* WHAT THIS TASK INVOLVES:
Collect every line that includes the string "help".

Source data
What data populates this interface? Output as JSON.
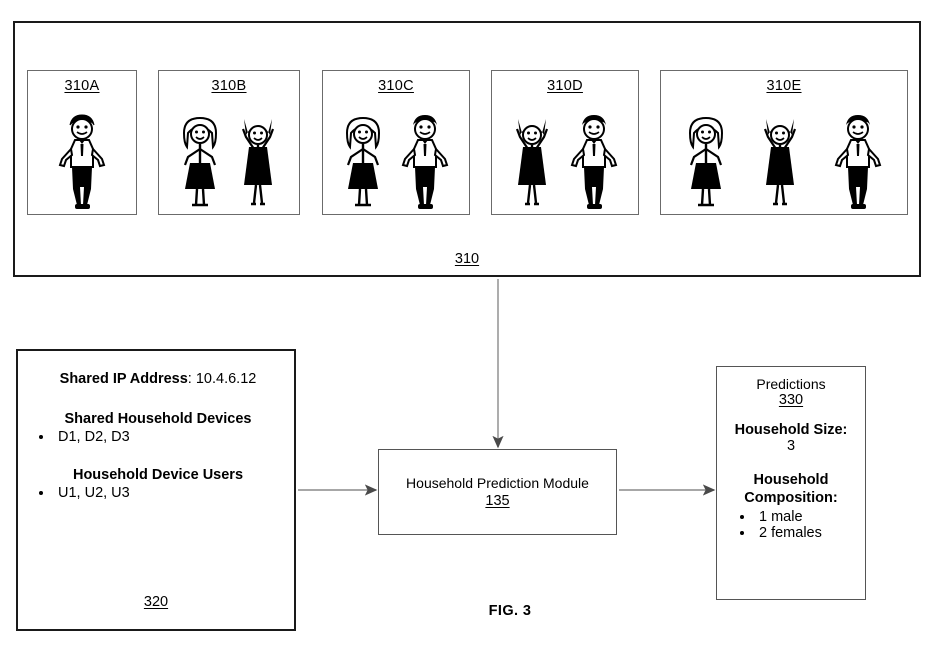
{
  "figure": {
    "caption": "FIG. 3"
  },
  "group_310": {
    "ref": "310",
    "panels": [
      {
        "label": "310A",
        "members": [
          "male"
        ]
      },
      {
        "label": "310B",
        "members": [
          "female-hips",
          "female-arms-up"
        ]
      },
      {
        "label": "310C",
        "members": [
          "female-hips",
          "male"
        ]
      },
      {
        "label": "310D",
        "members": [
          "female-arms-up",
          "male"
        ]
      },
      {
        "label": "310E",
        "members": [
          "female-hips",
          "female-arms-up",
          "male"
        ]
      }
    ]
  },
  "box_320": {
    "ref": "320",
    "ip_label": "Shared IP Address",
    "ip_separator": ": ",
    "ip_value": "10.4.6.12",
    "devices_heading": "Shared Household Devices",
    "devices_items": [
      "D1, D2, D3"
    ],
    "users_heading": "Household Device Users",
    "users_items": [
      "U1, U2, U3"
    ]
  },
  "module_135": {
    "title": "Household Prediction Module",
    "ref": "135"
  },
  "predictions_330": {
    "title": "Predictions",
    "ref": "330",
    "size_label": "Household Size:",
    "size_value": "3",
    "composition_label": "Household Composition:",
    "composition_items": [
      "1 male",
      "2 females"
    ]
  },
  "colors": {
    "ink": "#000000",
    "outer_border": "#1a1a1a",
    "panel_border": "#6b6b6b",
    "connector": "#6b6b6b"
  }
}
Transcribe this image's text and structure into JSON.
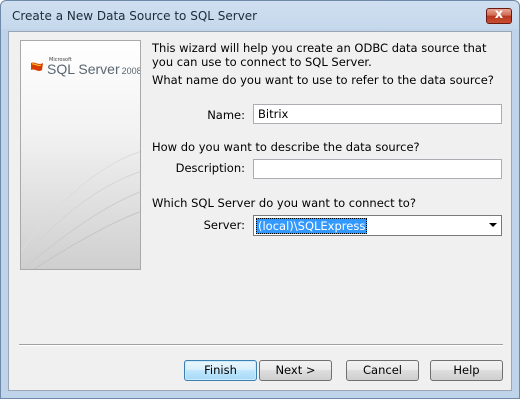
{
  "window": {
    "title": "Create a New Data Source to SQL Server",
    "close_glyph": "x"
  },
  "banner": {
    "logo_small": "Microsoft",
    "logo_main": "SQL Server",
    "logo_year": "2008",
    "logo_icon": "sql-server-flag-icon"
  },
  "intro": "This wizard will help you create an ODBC data source that you can use to connect to SQL Server.",
  "name_section": {
    "question": "What name do you want to use to refer to the data source?",
    "label": "Name:",
    "value": "Bitrix"
  },
  "description_section": {
    "question": "How do you want to describe the data source?",
    "label": "Description:",
    "value": ""
  },
  "server_section": {
    "question": "Which SQL Server do you want to connect to?",
    "label": "Server:",
    "value": "(local)\\SQLExpress"
  },
  "buttons": {
    "finish": "Finish",
    "next": "Next >",
    "cancel": "Cancel",
    "help": "Help"
  },
  "colors": {
    "accent_selection": "#3399ff",
    "titlebar": "#c6d8ec",
    "close_button": "#c84f33"
  }
}
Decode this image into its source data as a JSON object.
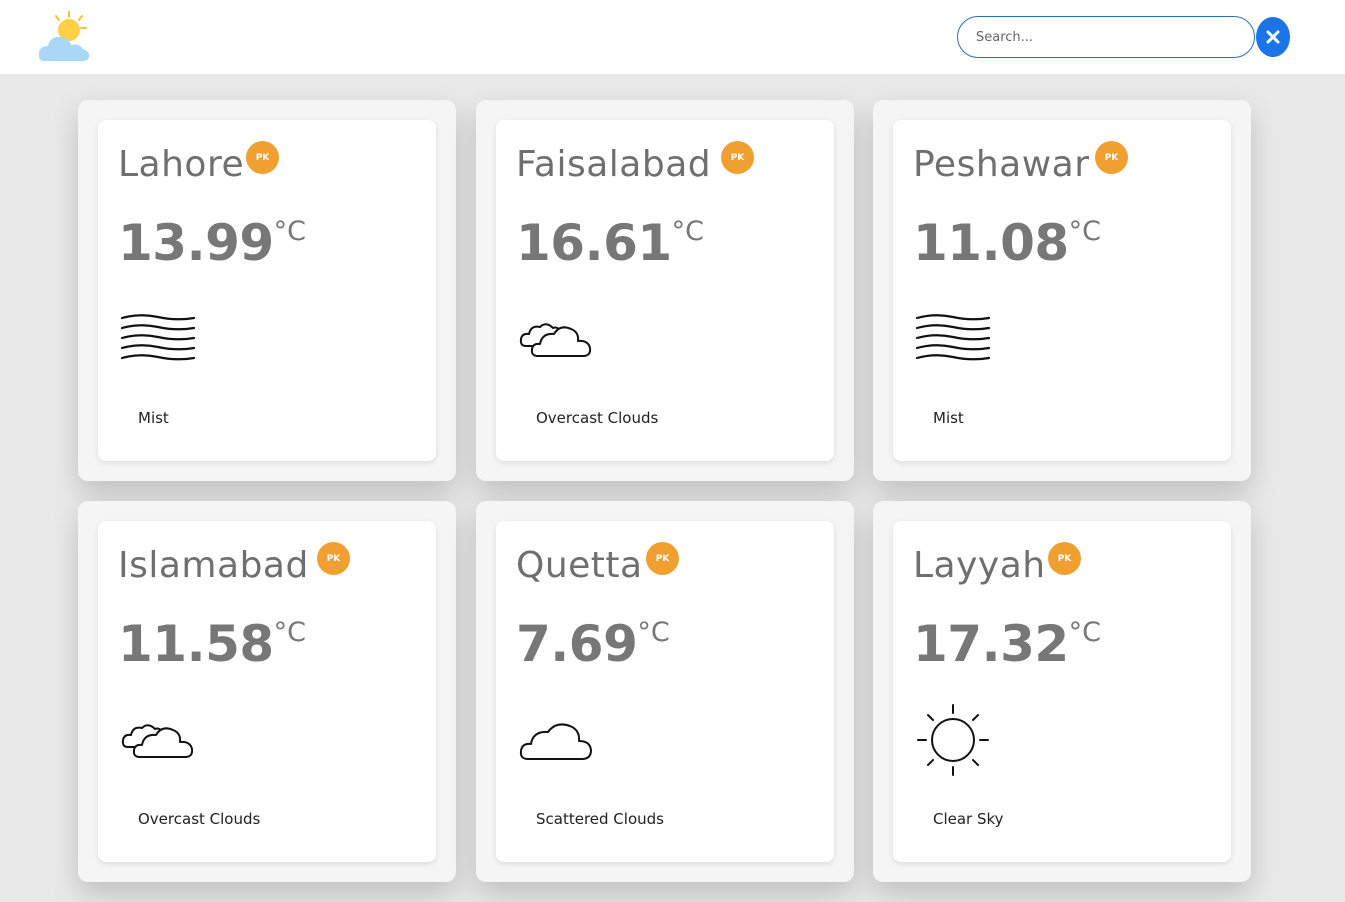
{
  "search": {
    "placeholder": "Search..."
  },
  "header": {
    "logo_icon": "weather-logo-icon",
    "clear_icon": "close-icon"
  },
  "colors": {
    "accent": "#1b74e8",
    "badge": "#f0a030",
    "background": "#e9e9e9"
  },
  "temp_unit": "°C",
  "cities": [
    {
      "name": "Lahore",
      "country": "PK",
      "temp": "13.99",
      "description": "Mist",
      "icon": "mist-icon"
    },
    {
      "name": "Faisalabad",
      "country": "PK",
      "temp": "16.61",
      "description": "Overcast Clouds",
      "icon": "overcast-clouds-icon"
    },
    {
      "name": "Peshawar",
      "country": "PK",
      "temp": "11.08",
      "description": "Mist",
      "icon": "mist-icon"
    },
    {
      "name": "Islamabad",
      "country": "PK",
      "temp": "11.58",
      "description": "Overcast Clouds",
      "icon": "overcast-clouds-icon"
    },
    {
      "name": "Quetta",
      "country": "PK",
      "temp": "7.69",
      "description": "Scattered Clouds",
      "icon": "scattered-clouds-icon"
    },
    {
      "name": "Layyah",
      "country": "PK",
      "temp": "17.32",
      "description": "Clear Sky",
      "icon": "clear-sky-icon"
    }
  ]
}
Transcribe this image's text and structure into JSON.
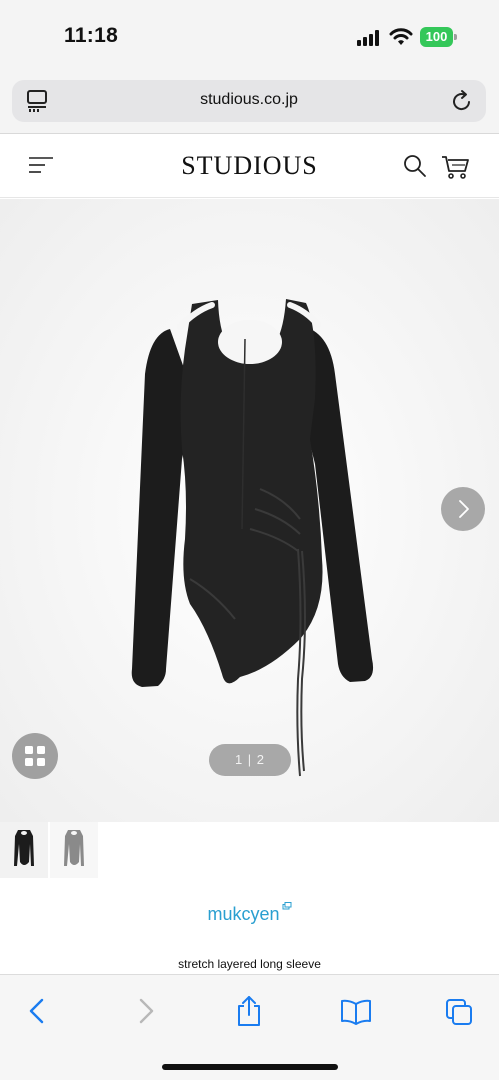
{
  "status_bar": {
    "time": "11:18",
    "battery": "100",
    "battery_color": "#34c759"
  },
  "browser": {
    "url": "studious.co.jp"
  },
  "site": {
    "logo": "STUDIOUS",
    "accent_color": "#2a9fd0"
  },
  "gallery": {
    "pager": "1 | 2",
    "current_image": 1,
    "total_images": 2
  },
  "product": {
    "brand": "mukcyen",
    "name": "stretch layered long sleeve"
  },
  "icons": {
    "reader": "reader-mode-icon",
    "reload": "reload-icon",
    "menu": "menu-icon",
    "search": "search-icon",
    "cart": "cart-icon",
    "next": "chevron-right-icon",
    "grid": "grid-icon",
    "back": "chevron-left-icon",
    "forward": "chevron-right-icon",
    "share": "share-icon",
    "bookmarks": "book-icon",
    "tabs": "tabs-icon"
  }
}
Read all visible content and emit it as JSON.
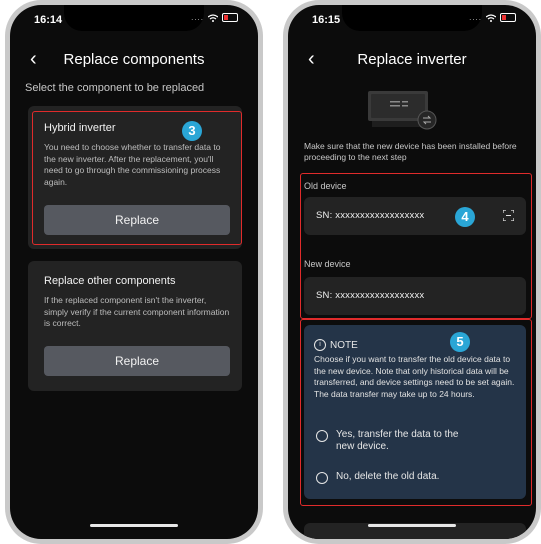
{
  "left": {
    "status": {
      "time": "16:14"
    },
    "header": {
      "title": "Replace components"
    },
    "subtitle": "Select the component to be replaced",
    "card1": {
      "title": "Hybrid inverter",
      "desc": "You need to choose whether to transfer data to the new inverter. After the replacement, you'll need to go through the commissioning process again.",
      "button": "Replace",
      "badge": "3"
    },
    "card2": {
      "title": "Replace other components",
      "desc": "If the replaced component isn't the inverter, simply verify if the current component information is correct.",
      "button": "Replace"
    }
  },
  "right": {
    "status": {
      "time": "16:15"
    },
    "header": {
      "title": "Replace inverter"
    },
    "desc": "Make sure that the new device has been installed before proceeding to the next step",
    "old_label": "Old device",
    "old_sn": "SN: xxxxxxxxxxxxxxxxxx",
    "new_label": "New device",
    "new_sn": "SN: xxxxxxxxxxxxxxxxxx",
    "badge4": "4",
    "badge5": "5",
    "note": {
      "title": "NOTE",
      "text": "Choose if you want to transfer the old device data to the new device. Note that only historical data will be transferred, and device settings need to be set again. The data transfer may take up to 24 hours.",
      "option1": "Yes, transfer the data to the new device.",
      "option2": "No, delete the old data."
    }
  },
  "colors": {
    "accent_badge": "#2aa6d6",
    "highlight": "#e02b2b",
    "note_bg": "#243448"
  },
  "icons": [
    "back-arrow-icon",
    "wifi-icon",
    "battery-icon",
    "scan-icon",
    "info-icon",
    "inverter-illustration-icon"
  ]
}
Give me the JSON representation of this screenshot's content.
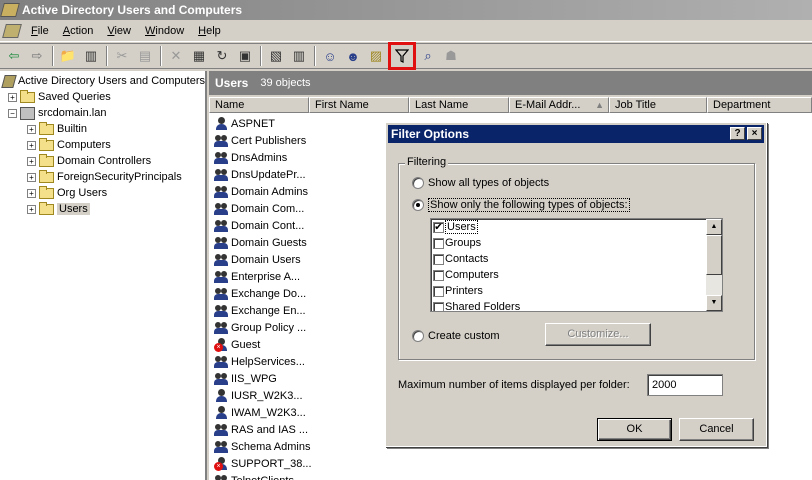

* RESULT:
  "intro": "This wizard will help you create an ODBC data source that you can use to connect to SQL Server.",
    "help": "Help"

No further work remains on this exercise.